↓
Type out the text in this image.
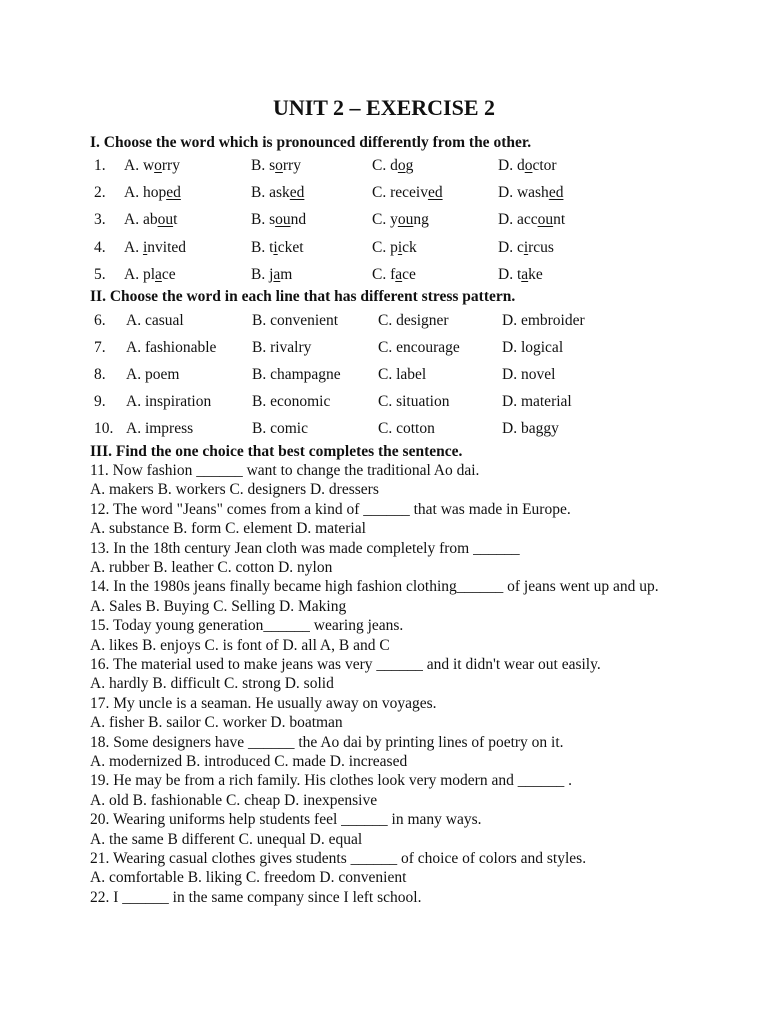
UNIT 2 – EXERCISE 2
I. Choose the word which is pronounced differently from the other.
1. A. worry	B. sorry	C. dog	D. doctor
2. A. hoped	B. asked	C. received	D. washed
3. A. about	B. sound	C. young	D. account
4. A. invited	B. ticket	C. pick	D. circus
5. A. place	B. jam	C. face	D. take
II. Choose the word in each line that has different stress pattern.
6. A. casual	B. convenient	C. designer	D. embroider
7. A. fashionable B. rivalry	C. encourage	D. logical
8. A. poem	B. champagne C. label	D. novel
9. A. inspiration	B. economic	C. situation	D. material
10. A. impress	B. comic	C. cotton	D. baggy
III. Find the one choice that best completes the sentence.
11. Now fashion ______ want to change the traditional Ao dai.
A. makers B. workers C. designers D. dressers
12. The word "Jeans" comes from a kind of ______ that was made in Europe.
A. substance B. form C. element D. material
13. In the 18th century Jean cloth was made completely from ______
A. rubber B. leather C. cotton D. nylon
14. In the 1980s jeans finally became high fashion clothing______ of jeans went up and up.
A. Sales B. Buying C. Selling D. Making
15. Today young generation______ wearing jeans.
A. likes B. enjoys C. is font of D. all A, B and C
16. The material used to make jeans was very ______ and it didn't wear out easily.
A. hardly B. difficult C. strong D. solid
17. My uncle is a seaman. He usually away on voyages.
A. fisher B. sailor C. worker D. boatman
18. Some designers have ______ the Ao dai by printing lines of poetry on it.
A. modernized B. introduced C. made D. increased
19. He may be from a rich family. His clothes look very modern and ______ .
A. old B. fashionable C. cheap D. inexpensive
20. Wearing uniforms help students feel ______ in many ways.
A. the same B different C. unequal D. equal
21. Wearing casual clothes gives students ______ of choice of colors and styles.
A. comfortable B. liking C. freedom D. convenient
22. I ______ in the same company since I left school.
↑
• **What this task involves**
Except for the pictures, copy every line of the records above exactly.

• **Written response**
Type out the text in this image.
UNIT 2 – EXERCISE 2
I. Choose the word which is pronounced differently from the other.
1. A. worry	B. sorry	C. dog	D. doctor
2. A. hoped	B. asked	C. received	D. washed
3. A. about	B. sound	C. young	D. account
4. A. invited	B. ticket	C. pick	D. circus
5. A. place	B. jam	C. face	D. take
II. Choose the word in each line that has different stress pattern.
6. A. casual	B. convenient	C. designer	D. embroider
7. A. fashionable B. rivalry	C. encourage	D. logical
8. A. poem	B. champagne C. label	D. novel
9. A. inspiration	B. economic	C. situation	D. material
10. A. impress	B. comic	C. cotton	D. baggy
III. Find the one choice that best completes the sentence.
11. Now fashion ______ want to change the traditional Ao dai.
A. makers B. workers C. designers D. dressers
12. The word "Jeans" comes from a kind of ______ that was made in Europe.
A. substance B. form C. element D. material
13. In the 18th century Jean cloth was made completely from ______
A. rubber B. leather C. cotton D. nylon
14. In the 1980s jeans finally became high fashion clothing______ of jeans went up and up.
A. Sales B. Buying C. Selling D. Making
15. Today young generation______ wearing jeans.
A. likes B. enjoys C. is font of D. all A, B and C
16. The material used to make jeans was very ______ and it didn't wear out easily.
A. hardly B. difficult C. strong D. solid
17. My uncle is a seaman. He usually away on voyages.
A. fisher B. sailor C. worker D. boatman
18. Some designers have ______ the Ao dai by printing lines of poetry on it.
A. modernized B. introduced C. made D. increased
19. He may be from a rich family. His clothes look very modern and ______ .
A. old B. fashionable C. cheap D. inexpensive
20. Wearing uniforms help students feel ______ in many ways.
A. the same B different C. unequal D. equal
21. Wearing casual clothes gives students ______ of choice of colors and styles.
A. comfortable B. liking C. freedom D. convenient
22. I ______ in the same company since I left school.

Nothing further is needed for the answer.